START Exercise material
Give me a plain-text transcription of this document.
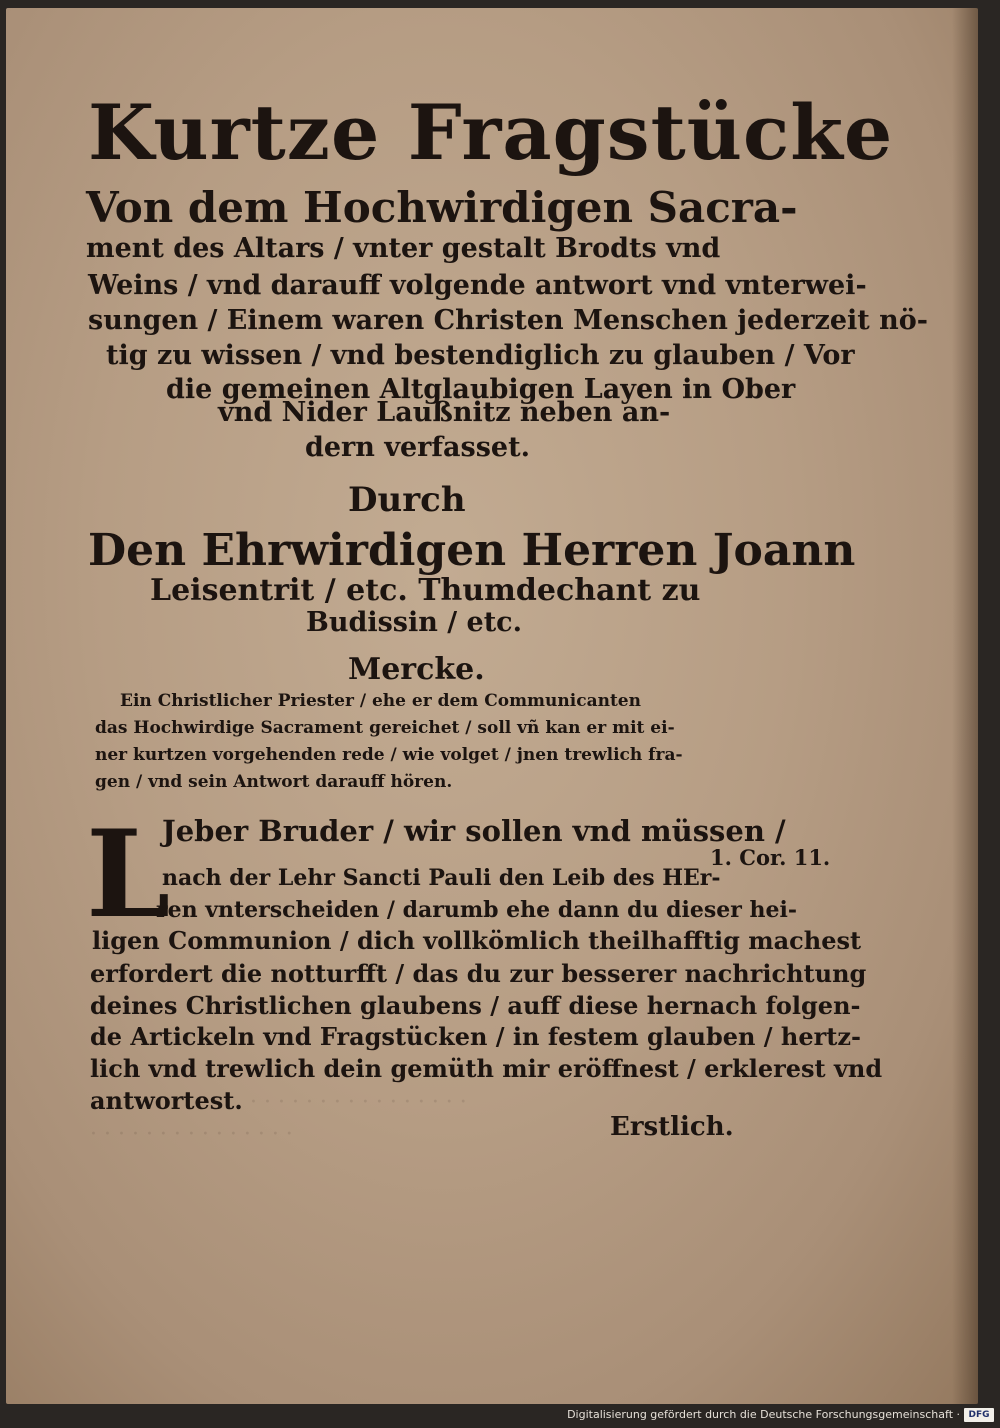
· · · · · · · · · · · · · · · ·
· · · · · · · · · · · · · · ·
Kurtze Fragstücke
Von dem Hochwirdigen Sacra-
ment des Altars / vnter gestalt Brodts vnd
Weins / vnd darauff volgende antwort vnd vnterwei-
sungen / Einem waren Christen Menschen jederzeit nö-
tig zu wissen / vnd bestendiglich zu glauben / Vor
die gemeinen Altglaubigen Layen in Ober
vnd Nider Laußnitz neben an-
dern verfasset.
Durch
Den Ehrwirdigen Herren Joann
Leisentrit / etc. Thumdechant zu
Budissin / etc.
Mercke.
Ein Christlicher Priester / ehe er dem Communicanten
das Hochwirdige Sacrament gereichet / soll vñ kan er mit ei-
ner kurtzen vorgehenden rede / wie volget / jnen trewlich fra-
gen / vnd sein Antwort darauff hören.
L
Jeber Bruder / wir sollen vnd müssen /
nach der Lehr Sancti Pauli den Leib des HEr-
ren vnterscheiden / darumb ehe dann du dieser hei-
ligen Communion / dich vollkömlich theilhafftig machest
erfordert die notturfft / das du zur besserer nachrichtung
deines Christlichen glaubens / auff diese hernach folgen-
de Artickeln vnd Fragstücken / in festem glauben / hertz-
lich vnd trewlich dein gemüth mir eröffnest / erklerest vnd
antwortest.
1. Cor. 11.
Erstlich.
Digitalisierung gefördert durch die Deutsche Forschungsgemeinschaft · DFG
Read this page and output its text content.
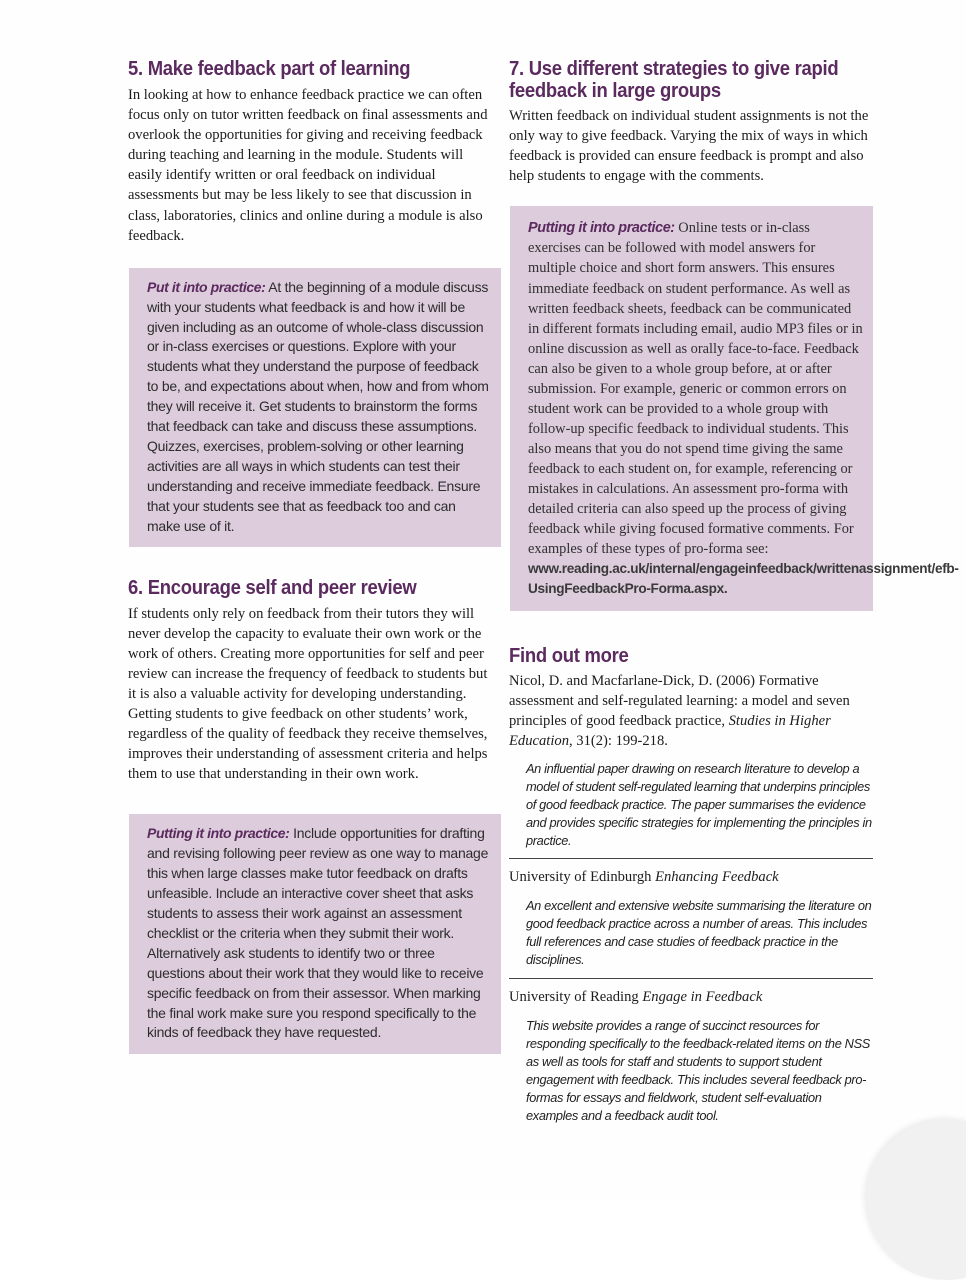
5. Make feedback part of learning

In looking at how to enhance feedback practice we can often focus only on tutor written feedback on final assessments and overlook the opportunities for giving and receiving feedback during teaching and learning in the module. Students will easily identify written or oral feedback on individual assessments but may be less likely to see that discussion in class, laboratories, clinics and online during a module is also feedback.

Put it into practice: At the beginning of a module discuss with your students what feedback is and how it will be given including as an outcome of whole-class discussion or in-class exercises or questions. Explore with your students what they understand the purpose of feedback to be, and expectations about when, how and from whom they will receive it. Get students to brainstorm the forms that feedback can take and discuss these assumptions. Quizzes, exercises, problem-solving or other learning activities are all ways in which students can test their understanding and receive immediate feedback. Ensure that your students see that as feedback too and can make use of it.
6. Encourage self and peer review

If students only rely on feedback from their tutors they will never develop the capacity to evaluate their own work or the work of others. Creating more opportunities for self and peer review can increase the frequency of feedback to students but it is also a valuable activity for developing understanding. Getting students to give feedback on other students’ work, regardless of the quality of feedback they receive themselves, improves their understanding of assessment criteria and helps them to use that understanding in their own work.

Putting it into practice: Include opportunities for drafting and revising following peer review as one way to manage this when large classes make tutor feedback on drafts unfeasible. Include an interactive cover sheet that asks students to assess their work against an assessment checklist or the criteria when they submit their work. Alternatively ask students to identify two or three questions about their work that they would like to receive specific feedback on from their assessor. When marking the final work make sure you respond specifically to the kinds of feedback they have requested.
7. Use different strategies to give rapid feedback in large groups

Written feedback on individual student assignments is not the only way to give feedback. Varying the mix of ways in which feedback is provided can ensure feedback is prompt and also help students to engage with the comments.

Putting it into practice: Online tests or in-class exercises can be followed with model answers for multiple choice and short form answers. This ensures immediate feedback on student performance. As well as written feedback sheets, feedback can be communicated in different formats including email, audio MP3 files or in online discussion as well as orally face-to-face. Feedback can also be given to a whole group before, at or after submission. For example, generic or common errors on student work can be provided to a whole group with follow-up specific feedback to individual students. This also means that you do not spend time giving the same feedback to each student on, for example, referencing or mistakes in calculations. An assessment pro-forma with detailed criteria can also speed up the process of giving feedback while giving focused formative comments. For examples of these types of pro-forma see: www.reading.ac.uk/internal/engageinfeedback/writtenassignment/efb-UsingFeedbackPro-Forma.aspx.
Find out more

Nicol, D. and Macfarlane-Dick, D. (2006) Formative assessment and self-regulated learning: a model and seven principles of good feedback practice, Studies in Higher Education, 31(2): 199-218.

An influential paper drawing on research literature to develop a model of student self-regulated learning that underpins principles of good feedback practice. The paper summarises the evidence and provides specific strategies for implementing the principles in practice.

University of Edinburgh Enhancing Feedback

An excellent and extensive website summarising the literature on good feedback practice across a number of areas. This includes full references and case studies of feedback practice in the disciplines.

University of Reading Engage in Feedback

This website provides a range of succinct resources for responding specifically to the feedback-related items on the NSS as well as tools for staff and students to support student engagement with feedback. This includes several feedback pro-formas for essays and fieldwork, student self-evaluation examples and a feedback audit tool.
END Exercise material
Working from the material above, transcribe it exactly while omitting pictures.

→ Correct output
Give me a plain-text transcription of this document.
· · · · · · · · · · · · · · · ·
· · · · · · · · · · · · · · ·
Kurtze Fragstücke
Von dem Hochwirdigen Sacra-
ment des Altars / vnter gestalt Brodts vnd
Weins / vnd darauff volgende antwort vnd vnterwei-
sungen / Einem waren Christen Menschen jederzeit nö-
tig zu wissen / vnd bestendiglich zu glauben / Vor
die gemeinen Altglaubigen Layen in Ober
vnd Nider Laußnitz neben an-
dern verfasset.
Durch
Den Ehrwirdigen Herren Joann
Leisentrit / etc. Thumdechant zu
Budissin / etc.
Mercke.
Ein Christlicher Priester / ehe er dem Communicanten
das Hochwirdige Sacrament gereichet / soll vñ kan er mit ei-
ner kurtzen vorgehenden rede / wie volget / jnen trewlich fra-
gen / vnd sein Antwort darauff hören.
L
Jeber Bruder / wir sollen vnd müssen /
nach der Lehr Sancti Pauli den Leib des HEr-
ren vnterscheiden / darumb ehe dann du dieser hei-
ligen Communion / dich vollkömlich theilhafftig machest
erfordert die notturfft / das du zur besserer nachrichtung
deines Christlichen glaubens / auff diese hernach folgen-
de Artickeln vnd Fragstücken / in festem glauben / hertz-
lich vnd trewlich dein gemüth mir eröffnest / erklerest vnd
antwortest.
1. Cor. 11.
Erstlich.
Digitalisierung gefördert durch die Deutsche Forschungsgemeinschaft · DFG
Read this page and output its text content.
5. Make feedback part of learning

In looking at how to enhance feedback practice we can often focus only on tutor written feedback on final assessments and overlook the opportunities for giving and receiving feedback during teaching and learning in the module. Students will easily identify written or oral feedback on individual assessments but may be less likely to see that discussion in class, laboratories, clinics and online during a module is also feedback.

Put it into practice: At the beginning of a module discuss with your students what feedback is and how it will be given including as an outcome of whole-class discussion or in-class exercises or questions. Explore with your students what they understand the purpose of feedback to be, and expectations about when, how and from whom they will receive it. Get students to brainstorm the forms that feedback can take and discuss these assumptions. Quizzes, exercises, problem-solving or other learning activities are all ways in which students can test their understanding and receive immediate feedback. Ensure that your students see that as feedback too and can make use of it.
6. Encourage self and peer review

If students only rely on feedback from their tutors they will never develop the capacity to evaluate their own work or the work of others. Creating more opportunities for self and peer review can increase the frequency of feedback to students but it is also a valuable activity for developing understanding. Getting students to give feedback on other students’ work, regardless of the quality of feedback they receive themselves, improves their understanding of assessment criteria and helps them to use that understanding in their own work.

Putting it into practice: Include opportunities for drafting and revising following peer review as one way to manage this when large classes make tutor feedback on drafts unfeasible. Include an interactive cover sheet that asks students to assess their work against an assessment checklist or the criteria when they submit their work. Alternatively ask students to identify two or three questions about their work that they would like to receive specific feedback on from their assessor. When marking the final work make sure you respond specifically to the kinds of feedback they have requested.
7. Use different strategies to give rapid feedback in large groups

Written feedback on individual student assignments is not the only way to give feedback. Varying the mix of ways in which feedback is provided can ensure feedback is prompt and also help students to engage with the comments.

Putting it into practice: Online tests or in-class exercises can be followed with model answers for multiple choice and short form answers. This ensures immediate feedback on student performance. As well as written feedback sheets, feedback can be communicated in different formats including email, audio MP3 files or in online discussion as well as orally face-to-face. Feedback can also be given to a whole group before, at or after submission. For example, generic or common errors on student work can be provided to a whole group with follow-up specific feedback to individual students. This also means that you do not spend time giving the same feedback to each student on, for example, referencing or mistakes in calculations. An assessment pro-forma with detailed criteria can also speed up the process of giving feedback while giving focused formative comments. For examples of these types of pro-forma see: www.reading.ac.uk/internal/engageinfeedback/writtenassignment/efb-UsingFeedbackPro-Forma.aspx.
Find out more

Nicol, D. and Macfarlane-Dick, D. (2006) Formative assessment and self-regulated learning: a model and seven principles of good feedback practice, Studies in Higher Education, 31(2): 199-218.

An influential paper drawing on research literature to develop a model of student self-regulated learning that underpins principles of good feedback practice. The paper summarises the evidence and provides specific strategies for implementing the principles in practice.

University of Edinburgh Enhancing Feedback

An excellent and extensive website summarising the literature on good feedback practice across a number of areas. This includes full references and case studies of feedback practice in the disciplines.

University of Reading Engage in Feedback

This website provides a range of succinct resources for responding specifically to the feedback-related items on the NSS as well as tools for staff and students to support student engagement with feedback. This includes several feedback pro-formas for essays and fieldwork, student self-evaluation examples and a feedback audit tool.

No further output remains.